Теперь нам надо рассмотреть еще один важный вопрос, а именно: в какой мере дозволительно или даже обязательно для критики пользоваться при обсуждении конкретного случая имеющимися в ее распоряжении более подробными сведениями о событиях, а также результатами этих событий, – иначе говоря, когда и где критика должна отвлечься от всех этих данных, дабы возможно точно встать в положение действовавшего лица.
Когда критика хочет высказать похвалу или порицание действовавшему лицу, то, разумеется, она должна постараться в точности встать на его точку зрения, т. е. сопоставить все то, что он знал и что руководило его действиями, и отстранить от себя все то, чего деятель не мог знать или не знал, – следовательно, прежде всего надо устранить данные о том, к какому результату привели предпринятые действия. Однако это лишь цель, к которой надо стремиться, но окончательно достигнуть невозможно, ибо обстановка, на фоне которой протекало какое-либо событие, никогда не может предстать перед глазами критика в том самом виде, в каком она была перед глазами действовавшего лица. Ряд мелких обстоятельств, которые могли оказывать влияние на решения, исчезли бесследно; об иных субъективных побуждениях не встречается никаких указаний. О последних узнают лишь потом из мемуаров самих деятелей или очень близких к ним лиц, а в таких мемуарах все трактуется обычно общими мазками, а порой излагается не вполне откровенно. Таким образом, у критика будет недоставать многого, что живо стояло в сознании действовавшего лица.
○ ○ ○ ○ ○ ○ ○
▶ УСЛОВИЯ ЗАДАНИЯ
1 – Ответьте на вопросы по отрывку о задачах критики:
(a) Какие данные критик должен устранить прежде всего?
(b) Откуда узнают о субъективных побуждениях деятелей?
(c) Как обычно излагается все в таких источниках?
2 – Переведите на английский язык следующее предложение из отрывка о задачах критики: «Таким образом, у критика будет недоставать многого, что живо стояло в сознании действовавшего лица».
3 – Допишите рассуждение о задачах критики, начав сразу после последнего предложения отрывка.
○ ○ ○ ○ ○ ○ ○
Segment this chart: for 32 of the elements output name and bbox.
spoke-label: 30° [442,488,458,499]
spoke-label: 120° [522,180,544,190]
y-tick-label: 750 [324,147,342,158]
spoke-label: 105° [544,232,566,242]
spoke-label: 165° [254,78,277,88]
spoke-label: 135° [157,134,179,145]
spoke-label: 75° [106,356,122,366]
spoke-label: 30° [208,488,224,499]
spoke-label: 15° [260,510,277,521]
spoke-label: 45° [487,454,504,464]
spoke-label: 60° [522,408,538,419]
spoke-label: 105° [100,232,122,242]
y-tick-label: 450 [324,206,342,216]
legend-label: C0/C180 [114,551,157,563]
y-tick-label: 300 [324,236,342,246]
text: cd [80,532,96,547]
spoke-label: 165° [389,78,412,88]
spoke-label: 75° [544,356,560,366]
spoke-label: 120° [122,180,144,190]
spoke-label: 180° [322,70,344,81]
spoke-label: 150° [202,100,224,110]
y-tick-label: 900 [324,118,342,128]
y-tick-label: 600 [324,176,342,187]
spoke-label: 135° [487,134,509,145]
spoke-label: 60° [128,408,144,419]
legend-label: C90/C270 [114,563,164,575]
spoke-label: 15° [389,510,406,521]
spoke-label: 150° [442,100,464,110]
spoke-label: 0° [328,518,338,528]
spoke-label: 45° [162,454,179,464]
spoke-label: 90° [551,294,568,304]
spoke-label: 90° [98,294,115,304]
○ ○ ○ ○ ○ ○ ○
▶ ОТВЕТЫ К ЗАДАНИЯМ
1 –
(a) Данные о том, к какому результату привели предпринятые действия.
(b) Из мемуаров самих деятелей или очень близких к ним лиц.
(c) Общими мазками, а порой не вполне откровенно.

2 – Thus the critic will lack much of what was vividly present in the mind of the person who acted.

3 –
С другой стороны, критике еще труднее закрыть глаза на то, что ей слишком хорошо известно. Это легко лишь по отношению ко всем случайным, т. е. не коренящимся в существе обстановки, примешавшимся к ней обстоятельствам, но это крайне трудно и почти недостижимо по отношению ко всем существенным явлениям.
Прежде всего поговорим о конечном результате. Если он вытек не из случайных явлений, то почти невозможно, чтобы знание его не оказало влияния на суждение о тех событиях, из которых он получился, ибо на них мы смотрим сквозь призму конечного результата и лишь через него окончательно знакомимся с ними и учимся их оценивать по достоинству. Военная история со всеми ее явлениями представляет для самой критики источник поучения, и вполне естественно, что последняя рассматривает явления в том освещении, которое им придает рассмотрение всех событий в целом. Поэтому, если бы даже критика иногда и задавалась целью безусловно закрыть глаза на этот результат, то окончательно это ей все же никогда бы не удалось.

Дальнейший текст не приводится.